Check every line below for the word "JSON" and copy the ones that have it.

==============================

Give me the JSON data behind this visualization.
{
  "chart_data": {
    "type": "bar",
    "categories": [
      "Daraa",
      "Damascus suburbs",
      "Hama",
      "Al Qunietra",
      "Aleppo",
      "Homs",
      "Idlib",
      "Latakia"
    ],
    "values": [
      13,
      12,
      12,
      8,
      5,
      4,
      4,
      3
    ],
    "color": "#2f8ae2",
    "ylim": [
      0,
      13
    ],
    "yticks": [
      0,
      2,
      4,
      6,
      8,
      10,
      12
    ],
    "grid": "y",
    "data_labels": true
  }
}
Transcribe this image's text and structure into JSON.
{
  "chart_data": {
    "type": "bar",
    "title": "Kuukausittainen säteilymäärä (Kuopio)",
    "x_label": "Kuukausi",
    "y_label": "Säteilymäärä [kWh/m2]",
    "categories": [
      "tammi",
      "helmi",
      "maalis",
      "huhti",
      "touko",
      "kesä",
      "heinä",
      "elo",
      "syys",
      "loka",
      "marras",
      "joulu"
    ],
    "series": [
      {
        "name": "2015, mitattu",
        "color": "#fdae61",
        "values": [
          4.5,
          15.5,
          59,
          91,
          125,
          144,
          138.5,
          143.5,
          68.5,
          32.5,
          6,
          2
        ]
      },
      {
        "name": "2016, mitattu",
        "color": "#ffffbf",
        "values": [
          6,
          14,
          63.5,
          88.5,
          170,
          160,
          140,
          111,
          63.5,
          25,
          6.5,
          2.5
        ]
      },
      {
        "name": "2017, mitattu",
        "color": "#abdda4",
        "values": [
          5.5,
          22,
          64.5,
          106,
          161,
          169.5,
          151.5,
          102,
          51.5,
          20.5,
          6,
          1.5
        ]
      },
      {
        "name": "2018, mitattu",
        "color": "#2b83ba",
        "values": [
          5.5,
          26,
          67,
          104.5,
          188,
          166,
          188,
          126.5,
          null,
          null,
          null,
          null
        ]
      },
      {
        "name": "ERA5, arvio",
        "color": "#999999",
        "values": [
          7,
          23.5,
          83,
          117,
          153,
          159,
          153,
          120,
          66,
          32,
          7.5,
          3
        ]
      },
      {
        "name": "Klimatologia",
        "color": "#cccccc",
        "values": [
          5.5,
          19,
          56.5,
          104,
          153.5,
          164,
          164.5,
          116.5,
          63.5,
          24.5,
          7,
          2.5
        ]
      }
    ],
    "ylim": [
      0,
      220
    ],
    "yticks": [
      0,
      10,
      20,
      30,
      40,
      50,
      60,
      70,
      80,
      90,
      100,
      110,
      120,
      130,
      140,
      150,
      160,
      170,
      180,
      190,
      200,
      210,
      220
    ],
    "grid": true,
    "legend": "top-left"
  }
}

==============================

Solution for this task:
Give me the JSON data behind this visualization.
Transcribe this image's text and structure into JSON.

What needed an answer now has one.